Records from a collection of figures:
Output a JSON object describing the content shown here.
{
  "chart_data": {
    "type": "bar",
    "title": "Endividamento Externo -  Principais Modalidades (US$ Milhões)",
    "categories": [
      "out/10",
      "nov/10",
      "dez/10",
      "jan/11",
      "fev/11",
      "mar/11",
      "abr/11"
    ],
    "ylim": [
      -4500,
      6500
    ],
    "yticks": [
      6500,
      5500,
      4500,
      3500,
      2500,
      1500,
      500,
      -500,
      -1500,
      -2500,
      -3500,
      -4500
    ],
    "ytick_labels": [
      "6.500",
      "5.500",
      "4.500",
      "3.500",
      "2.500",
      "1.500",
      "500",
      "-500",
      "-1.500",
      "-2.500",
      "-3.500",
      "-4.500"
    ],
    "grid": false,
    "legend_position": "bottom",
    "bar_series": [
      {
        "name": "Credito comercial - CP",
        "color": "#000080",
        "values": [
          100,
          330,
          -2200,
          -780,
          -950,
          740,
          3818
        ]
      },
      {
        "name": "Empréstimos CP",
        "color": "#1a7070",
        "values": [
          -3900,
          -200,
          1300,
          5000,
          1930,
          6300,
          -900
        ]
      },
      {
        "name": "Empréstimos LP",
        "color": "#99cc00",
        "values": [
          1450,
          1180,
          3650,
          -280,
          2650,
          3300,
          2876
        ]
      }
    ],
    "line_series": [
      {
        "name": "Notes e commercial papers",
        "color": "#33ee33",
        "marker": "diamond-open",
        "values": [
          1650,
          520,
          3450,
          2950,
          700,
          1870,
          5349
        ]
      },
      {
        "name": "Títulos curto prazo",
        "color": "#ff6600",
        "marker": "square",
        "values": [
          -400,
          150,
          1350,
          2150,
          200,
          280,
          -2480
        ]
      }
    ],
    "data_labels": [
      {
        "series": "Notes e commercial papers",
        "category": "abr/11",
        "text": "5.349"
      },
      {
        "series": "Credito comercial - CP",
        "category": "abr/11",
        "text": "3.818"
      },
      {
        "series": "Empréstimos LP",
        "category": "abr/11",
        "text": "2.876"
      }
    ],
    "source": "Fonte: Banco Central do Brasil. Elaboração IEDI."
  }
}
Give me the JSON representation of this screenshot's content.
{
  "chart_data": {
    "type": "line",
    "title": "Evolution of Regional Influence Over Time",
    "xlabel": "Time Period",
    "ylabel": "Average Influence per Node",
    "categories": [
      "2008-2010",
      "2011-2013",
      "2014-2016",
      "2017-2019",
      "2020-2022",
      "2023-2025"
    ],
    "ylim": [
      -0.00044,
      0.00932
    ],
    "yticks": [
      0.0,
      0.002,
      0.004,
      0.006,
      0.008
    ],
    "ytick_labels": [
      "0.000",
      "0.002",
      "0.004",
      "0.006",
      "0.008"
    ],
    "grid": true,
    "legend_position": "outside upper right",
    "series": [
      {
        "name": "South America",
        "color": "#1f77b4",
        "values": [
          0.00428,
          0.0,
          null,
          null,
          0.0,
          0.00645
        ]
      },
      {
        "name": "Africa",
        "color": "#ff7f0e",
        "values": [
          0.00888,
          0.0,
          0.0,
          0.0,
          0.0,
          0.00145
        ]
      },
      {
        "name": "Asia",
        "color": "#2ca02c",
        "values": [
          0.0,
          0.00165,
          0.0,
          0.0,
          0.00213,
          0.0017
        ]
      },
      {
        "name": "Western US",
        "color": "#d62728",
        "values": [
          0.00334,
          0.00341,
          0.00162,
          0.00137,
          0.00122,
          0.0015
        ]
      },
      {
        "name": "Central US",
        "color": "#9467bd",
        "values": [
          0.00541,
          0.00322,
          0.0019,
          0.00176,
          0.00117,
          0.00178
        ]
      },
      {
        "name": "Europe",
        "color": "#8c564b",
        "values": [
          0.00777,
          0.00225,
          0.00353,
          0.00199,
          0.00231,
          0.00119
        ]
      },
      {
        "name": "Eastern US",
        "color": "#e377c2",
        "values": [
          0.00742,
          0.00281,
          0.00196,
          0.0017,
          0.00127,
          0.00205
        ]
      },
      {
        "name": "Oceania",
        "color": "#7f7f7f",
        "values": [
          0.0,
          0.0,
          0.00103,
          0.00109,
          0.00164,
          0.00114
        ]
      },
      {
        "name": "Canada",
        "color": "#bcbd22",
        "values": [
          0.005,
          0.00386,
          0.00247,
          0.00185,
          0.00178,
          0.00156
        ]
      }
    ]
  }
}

**REQUIREMENT**
Pull every line containing the word "Central" out of the material.

**SOLUTION TO THE EXERCISE**
    "source": "Fonte: Banco Central do Brasil. Elaboração IEDI."
        "name": "Central US",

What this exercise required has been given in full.